Task input:
^^^^

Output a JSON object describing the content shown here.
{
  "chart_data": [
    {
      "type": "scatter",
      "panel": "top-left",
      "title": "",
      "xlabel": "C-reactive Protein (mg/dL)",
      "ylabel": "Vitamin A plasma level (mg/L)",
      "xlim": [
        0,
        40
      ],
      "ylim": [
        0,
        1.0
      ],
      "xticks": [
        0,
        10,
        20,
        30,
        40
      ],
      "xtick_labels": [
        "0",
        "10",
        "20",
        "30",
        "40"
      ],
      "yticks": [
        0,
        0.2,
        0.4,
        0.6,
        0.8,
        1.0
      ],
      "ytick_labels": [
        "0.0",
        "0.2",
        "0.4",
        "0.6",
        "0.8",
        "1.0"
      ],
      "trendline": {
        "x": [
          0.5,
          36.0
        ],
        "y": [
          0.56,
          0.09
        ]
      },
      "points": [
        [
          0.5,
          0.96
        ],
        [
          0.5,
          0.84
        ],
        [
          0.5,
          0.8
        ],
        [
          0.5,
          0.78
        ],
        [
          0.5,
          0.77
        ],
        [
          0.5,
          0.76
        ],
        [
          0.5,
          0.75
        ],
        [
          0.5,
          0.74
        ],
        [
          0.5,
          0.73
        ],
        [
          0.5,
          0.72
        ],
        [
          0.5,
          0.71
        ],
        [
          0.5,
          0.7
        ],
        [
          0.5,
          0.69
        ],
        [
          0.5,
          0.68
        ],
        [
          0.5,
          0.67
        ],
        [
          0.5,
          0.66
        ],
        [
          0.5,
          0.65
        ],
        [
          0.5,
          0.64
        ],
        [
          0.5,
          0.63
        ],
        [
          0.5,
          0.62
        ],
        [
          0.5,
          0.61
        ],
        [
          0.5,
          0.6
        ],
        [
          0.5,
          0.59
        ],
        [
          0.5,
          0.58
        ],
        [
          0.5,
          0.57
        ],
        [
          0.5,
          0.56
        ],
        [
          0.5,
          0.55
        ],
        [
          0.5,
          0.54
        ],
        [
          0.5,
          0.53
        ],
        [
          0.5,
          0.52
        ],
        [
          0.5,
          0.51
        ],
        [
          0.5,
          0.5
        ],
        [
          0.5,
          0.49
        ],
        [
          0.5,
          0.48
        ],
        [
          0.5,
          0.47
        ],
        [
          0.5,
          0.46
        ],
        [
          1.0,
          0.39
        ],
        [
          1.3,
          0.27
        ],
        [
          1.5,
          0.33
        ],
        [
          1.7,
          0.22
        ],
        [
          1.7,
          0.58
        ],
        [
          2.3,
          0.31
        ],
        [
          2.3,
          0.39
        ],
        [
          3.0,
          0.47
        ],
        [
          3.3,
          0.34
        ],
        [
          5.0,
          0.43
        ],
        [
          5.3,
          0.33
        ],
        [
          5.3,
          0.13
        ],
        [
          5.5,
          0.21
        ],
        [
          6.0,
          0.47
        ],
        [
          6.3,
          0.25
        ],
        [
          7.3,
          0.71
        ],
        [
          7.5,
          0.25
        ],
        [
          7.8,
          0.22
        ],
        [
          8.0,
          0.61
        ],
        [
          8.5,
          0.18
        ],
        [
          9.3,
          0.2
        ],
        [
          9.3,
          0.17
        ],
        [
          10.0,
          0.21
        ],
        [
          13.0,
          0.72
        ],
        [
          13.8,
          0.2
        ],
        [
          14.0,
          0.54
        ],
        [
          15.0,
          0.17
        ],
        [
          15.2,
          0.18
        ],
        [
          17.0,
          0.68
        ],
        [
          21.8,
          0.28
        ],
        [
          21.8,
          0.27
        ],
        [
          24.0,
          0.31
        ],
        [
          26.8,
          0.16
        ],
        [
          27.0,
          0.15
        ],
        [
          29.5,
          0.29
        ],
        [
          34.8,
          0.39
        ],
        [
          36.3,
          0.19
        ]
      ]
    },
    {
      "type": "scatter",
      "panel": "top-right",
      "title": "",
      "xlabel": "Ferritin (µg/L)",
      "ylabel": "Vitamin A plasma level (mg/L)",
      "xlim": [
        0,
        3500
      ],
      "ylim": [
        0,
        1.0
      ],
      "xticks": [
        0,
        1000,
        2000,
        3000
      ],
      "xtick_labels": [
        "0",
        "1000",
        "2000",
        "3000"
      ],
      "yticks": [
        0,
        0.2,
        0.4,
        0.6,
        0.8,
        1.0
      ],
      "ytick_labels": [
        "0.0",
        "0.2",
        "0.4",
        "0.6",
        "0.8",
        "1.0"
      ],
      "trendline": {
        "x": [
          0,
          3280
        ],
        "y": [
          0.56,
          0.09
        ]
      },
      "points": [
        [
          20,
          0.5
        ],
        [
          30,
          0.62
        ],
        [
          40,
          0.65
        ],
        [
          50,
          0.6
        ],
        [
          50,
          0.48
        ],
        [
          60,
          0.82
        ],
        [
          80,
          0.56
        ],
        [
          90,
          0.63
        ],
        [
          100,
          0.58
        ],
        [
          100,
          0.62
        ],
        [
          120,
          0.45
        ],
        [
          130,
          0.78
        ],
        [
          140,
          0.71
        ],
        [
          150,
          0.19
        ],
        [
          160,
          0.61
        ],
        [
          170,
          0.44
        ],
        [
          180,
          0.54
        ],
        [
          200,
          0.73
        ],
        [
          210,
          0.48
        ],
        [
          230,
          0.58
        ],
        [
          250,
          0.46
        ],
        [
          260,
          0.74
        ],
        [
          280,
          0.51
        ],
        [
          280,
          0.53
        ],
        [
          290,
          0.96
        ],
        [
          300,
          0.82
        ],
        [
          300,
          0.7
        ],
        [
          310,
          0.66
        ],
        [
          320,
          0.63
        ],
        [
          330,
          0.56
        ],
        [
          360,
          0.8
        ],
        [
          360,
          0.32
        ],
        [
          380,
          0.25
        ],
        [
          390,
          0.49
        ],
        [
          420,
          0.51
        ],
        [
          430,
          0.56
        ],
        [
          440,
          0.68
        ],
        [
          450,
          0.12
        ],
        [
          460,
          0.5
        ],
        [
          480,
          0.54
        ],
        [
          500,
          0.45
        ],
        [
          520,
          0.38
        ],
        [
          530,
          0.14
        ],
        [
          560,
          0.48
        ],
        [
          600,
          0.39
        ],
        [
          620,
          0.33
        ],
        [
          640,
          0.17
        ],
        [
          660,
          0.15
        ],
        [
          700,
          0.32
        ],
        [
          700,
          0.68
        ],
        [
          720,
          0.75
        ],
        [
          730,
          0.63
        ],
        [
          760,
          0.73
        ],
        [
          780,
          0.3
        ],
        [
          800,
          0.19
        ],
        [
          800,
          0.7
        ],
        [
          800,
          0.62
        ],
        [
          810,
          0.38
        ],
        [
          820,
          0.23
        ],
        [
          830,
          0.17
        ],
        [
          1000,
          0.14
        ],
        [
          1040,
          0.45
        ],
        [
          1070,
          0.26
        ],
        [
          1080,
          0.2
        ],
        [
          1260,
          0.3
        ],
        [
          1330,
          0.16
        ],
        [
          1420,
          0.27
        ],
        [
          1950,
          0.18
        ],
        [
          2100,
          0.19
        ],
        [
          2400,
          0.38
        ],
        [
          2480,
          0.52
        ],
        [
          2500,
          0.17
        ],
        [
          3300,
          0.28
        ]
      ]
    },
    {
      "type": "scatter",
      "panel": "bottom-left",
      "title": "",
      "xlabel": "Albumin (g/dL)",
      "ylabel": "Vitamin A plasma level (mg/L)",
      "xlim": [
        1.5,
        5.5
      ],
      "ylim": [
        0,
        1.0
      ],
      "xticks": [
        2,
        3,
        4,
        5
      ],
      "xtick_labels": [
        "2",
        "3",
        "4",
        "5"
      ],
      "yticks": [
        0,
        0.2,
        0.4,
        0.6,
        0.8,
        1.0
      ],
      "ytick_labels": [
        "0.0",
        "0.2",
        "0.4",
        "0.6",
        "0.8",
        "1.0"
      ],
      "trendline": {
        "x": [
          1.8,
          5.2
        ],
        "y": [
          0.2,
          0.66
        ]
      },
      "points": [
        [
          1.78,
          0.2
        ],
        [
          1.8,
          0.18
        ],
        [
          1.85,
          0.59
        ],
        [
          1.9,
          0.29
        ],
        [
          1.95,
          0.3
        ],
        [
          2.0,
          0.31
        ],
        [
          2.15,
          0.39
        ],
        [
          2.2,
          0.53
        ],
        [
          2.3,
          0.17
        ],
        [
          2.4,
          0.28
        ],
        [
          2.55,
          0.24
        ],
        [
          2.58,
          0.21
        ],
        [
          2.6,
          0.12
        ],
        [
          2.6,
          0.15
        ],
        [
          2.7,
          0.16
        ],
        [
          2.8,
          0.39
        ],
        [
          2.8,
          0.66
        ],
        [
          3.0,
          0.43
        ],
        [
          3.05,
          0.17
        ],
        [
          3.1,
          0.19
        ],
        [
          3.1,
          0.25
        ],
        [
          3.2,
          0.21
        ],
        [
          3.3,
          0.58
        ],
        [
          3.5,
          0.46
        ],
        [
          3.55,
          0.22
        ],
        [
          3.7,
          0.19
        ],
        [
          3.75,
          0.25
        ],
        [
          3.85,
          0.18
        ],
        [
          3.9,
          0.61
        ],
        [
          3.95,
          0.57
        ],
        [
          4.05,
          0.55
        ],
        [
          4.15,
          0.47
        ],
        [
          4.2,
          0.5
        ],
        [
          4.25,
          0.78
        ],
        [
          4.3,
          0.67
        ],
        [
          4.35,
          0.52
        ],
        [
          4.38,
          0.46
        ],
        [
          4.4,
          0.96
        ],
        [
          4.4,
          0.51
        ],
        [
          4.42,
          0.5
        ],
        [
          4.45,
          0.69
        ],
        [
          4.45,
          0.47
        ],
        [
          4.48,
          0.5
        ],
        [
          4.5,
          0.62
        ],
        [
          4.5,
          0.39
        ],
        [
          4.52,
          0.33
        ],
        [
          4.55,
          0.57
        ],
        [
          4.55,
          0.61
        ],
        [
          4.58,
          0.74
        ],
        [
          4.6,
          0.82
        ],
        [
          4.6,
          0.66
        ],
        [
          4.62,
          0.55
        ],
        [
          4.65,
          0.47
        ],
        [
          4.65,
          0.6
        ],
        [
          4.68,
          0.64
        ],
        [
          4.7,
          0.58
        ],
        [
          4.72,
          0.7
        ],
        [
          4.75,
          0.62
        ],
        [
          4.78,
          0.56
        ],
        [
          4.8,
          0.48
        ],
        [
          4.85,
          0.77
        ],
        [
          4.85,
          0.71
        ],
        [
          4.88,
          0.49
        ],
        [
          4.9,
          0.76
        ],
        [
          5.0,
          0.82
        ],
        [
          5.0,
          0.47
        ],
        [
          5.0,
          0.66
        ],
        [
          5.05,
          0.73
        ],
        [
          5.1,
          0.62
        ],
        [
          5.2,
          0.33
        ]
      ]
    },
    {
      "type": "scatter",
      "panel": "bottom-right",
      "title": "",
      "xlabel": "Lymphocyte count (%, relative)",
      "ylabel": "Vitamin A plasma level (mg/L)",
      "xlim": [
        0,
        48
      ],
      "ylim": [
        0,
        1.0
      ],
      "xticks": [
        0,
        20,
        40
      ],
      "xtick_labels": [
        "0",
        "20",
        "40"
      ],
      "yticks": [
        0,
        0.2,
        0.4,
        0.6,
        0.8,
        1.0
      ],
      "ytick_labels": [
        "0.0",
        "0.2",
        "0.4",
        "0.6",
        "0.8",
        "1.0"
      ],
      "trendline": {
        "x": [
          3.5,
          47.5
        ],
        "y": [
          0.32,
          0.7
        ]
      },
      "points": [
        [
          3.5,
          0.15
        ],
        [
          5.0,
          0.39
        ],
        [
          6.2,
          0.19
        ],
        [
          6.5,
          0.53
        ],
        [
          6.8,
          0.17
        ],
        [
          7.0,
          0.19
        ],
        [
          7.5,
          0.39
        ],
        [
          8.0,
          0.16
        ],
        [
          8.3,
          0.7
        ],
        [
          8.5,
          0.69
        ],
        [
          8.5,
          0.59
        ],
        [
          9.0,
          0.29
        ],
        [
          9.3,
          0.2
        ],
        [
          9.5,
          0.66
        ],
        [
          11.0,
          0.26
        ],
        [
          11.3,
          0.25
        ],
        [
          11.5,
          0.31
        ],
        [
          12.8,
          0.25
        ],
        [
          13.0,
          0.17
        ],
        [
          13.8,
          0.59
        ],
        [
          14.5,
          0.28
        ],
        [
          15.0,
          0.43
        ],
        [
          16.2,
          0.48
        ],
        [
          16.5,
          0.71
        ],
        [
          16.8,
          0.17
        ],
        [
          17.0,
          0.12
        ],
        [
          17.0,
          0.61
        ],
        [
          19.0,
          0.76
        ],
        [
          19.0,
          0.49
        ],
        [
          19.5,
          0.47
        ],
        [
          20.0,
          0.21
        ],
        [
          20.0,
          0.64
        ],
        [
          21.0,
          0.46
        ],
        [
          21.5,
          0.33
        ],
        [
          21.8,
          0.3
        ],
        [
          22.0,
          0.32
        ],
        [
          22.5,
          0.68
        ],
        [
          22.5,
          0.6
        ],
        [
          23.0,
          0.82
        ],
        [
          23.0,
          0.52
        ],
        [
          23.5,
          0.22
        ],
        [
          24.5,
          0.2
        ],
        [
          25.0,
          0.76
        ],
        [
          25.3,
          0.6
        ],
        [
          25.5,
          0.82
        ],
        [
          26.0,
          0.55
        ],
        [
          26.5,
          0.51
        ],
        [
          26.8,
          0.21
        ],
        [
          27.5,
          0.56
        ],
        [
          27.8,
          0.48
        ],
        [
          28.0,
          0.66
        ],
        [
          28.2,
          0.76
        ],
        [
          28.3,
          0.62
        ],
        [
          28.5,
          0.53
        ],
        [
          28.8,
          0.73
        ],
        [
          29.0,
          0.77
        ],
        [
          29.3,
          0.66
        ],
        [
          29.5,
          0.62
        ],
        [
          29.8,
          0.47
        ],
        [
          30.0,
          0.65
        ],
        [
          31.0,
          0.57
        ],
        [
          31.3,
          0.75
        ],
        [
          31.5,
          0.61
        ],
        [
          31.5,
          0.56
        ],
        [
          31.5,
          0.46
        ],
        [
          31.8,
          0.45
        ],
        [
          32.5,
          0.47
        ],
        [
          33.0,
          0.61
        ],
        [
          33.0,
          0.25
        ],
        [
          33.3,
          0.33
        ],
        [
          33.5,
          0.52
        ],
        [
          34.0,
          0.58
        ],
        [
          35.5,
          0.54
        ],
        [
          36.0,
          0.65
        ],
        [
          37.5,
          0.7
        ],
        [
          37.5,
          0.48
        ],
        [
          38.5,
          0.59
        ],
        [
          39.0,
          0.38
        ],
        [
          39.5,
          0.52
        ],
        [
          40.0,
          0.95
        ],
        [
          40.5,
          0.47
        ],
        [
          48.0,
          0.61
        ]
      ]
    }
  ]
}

^^^^

Aim of the task:
The expected answer is every line in the data above that carries the string "panel".

Your solution:
      "panel": "top-left",
      "panel": "top-right",
      "panel": "bottom-left",
      "panel": "bottom-right",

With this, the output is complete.